Saved entries.
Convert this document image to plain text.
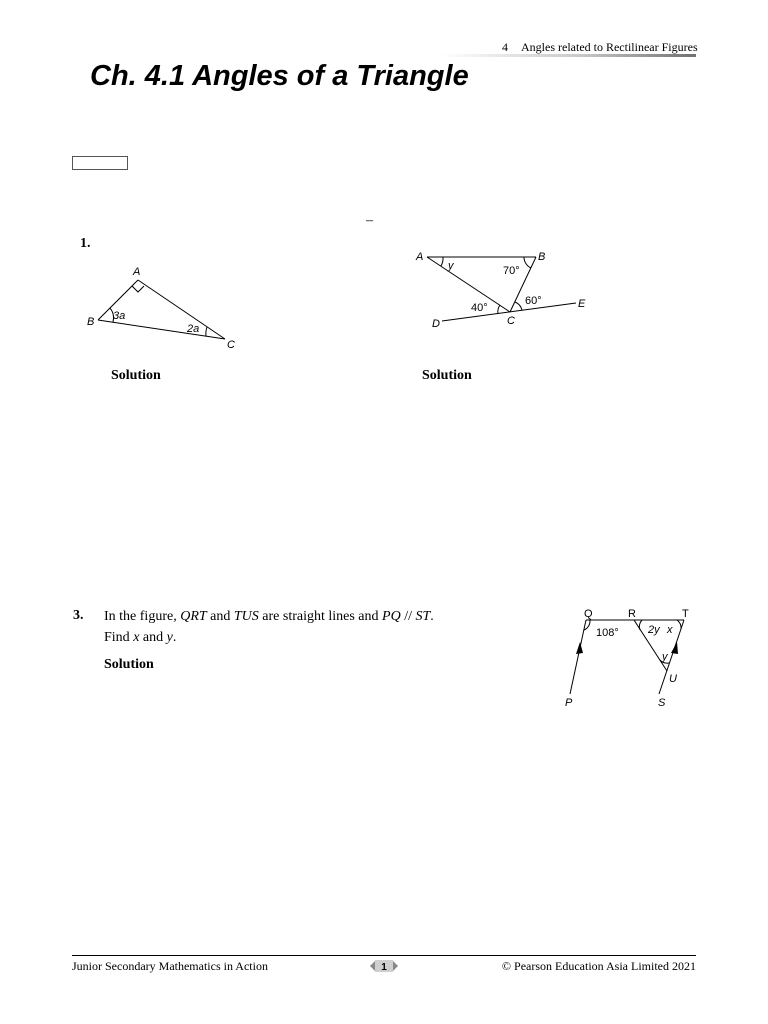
4 Angles related to Rectilinear Figures
Ch. 4.1 Angles of a Triangle
–
1.
A
B
C
3a
2a
A	B
C
D
E
y	70°
40°
60°
Solution	Solution
3. In the figure, QRT and TUS are straight lines and PQ // ST.
Find x and y.
Solution
Q	R	T
U
P	S
108°	2y x
y
Junior Secondary Mathematics in Action	1	© Pearson Education Asia Limited 2021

Task brief. Leave out the pictures and repeat everything else in the records exactly.

Full response.
Convert this document image to plain text.
4 Angles related to Rectilinear Figures
Ch. 4.1 Angles of a Triangle
–
1.
A
B
C
3a
2a
A	B
C
D
E
y	70°
40°
60°
Solution	Solution
3. In the figure, QRT and TUS are straight lines and PQ // ST.
Find x and y.
Solution
Q	R	T
U
P	S
108°	2y x
y
Junior Secondary Mathematics in Action	1	© Pearson Education Asia Limited 2021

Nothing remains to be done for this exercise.